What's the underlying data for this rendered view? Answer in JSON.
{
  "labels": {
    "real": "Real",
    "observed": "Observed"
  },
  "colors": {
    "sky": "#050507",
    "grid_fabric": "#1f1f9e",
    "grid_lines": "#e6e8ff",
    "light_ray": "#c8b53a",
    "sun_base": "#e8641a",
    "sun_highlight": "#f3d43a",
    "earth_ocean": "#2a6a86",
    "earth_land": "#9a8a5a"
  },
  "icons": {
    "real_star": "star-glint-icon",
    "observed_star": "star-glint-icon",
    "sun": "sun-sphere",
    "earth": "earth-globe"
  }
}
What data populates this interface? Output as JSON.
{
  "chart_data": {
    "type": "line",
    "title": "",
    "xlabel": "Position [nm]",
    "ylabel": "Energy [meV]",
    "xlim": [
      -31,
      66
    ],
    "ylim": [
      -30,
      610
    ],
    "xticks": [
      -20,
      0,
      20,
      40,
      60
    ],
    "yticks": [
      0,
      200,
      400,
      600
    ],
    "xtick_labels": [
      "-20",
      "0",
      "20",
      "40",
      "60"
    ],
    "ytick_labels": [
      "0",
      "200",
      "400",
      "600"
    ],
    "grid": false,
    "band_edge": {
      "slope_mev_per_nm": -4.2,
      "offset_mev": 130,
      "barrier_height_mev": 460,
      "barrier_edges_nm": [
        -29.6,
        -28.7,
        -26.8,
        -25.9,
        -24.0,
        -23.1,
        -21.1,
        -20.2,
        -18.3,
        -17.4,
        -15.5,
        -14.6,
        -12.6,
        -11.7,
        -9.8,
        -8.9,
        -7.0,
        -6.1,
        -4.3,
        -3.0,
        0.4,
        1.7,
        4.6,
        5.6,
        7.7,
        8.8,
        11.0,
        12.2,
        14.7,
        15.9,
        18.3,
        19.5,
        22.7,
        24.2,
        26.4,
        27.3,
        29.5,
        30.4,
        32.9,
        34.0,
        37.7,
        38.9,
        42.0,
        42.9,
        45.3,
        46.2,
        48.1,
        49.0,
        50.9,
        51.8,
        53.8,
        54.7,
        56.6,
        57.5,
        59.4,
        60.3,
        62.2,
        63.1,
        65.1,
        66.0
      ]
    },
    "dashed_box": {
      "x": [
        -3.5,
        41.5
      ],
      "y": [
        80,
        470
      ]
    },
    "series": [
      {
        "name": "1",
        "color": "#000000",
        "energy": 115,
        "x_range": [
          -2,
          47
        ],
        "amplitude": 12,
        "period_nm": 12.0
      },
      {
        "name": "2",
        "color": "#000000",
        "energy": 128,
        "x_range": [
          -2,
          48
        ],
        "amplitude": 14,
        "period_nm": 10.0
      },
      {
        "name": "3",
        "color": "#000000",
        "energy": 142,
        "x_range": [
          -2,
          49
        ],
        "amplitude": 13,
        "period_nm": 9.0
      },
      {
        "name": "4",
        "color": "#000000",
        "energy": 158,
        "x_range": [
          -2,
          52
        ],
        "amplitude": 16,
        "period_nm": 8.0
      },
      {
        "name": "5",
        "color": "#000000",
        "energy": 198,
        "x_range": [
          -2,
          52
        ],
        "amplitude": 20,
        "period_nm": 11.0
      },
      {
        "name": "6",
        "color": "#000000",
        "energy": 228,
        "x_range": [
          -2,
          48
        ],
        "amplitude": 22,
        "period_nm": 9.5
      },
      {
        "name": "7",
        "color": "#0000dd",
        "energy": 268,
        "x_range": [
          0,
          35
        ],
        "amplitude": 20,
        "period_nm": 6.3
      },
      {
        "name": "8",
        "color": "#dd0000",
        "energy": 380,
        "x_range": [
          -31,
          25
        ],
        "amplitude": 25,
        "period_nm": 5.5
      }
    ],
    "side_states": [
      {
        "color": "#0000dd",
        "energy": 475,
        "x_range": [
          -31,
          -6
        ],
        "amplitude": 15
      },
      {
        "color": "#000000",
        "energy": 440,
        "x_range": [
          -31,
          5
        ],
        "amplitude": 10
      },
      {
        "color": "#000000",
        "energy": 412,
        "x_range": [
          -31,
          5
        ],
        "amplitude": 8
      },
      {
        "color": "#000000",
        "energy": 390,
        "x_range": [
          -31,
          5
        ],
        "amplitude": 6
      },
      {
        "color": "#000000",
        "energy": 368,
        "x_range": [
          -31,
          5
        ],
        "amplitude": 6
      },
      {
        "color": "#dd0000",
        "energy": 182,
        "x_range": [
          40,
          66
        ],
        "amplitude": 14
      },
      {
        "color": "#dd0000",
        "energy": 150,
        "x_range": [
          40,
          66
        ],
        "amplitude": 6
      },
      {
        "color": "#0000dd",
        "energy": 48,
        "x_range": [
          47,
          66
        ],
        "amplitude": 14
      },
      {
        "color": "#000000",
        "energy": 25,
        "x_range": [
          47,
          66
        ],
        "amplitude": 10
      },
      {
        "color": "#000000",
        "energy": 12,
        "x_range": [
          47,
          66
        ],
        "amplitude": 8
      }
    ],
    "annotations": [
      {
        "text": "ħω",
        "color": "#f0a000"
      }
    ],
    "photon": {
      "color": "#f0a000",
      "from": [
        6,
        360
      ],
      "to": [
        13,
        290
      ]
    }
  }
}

* * *

--- Directive ---
Using the listing above, return all lines where the word "star" occurs.

--- Answer in full ---
    "real_star": "star-glint-icon",
    "observed_star": "star-glint-icon",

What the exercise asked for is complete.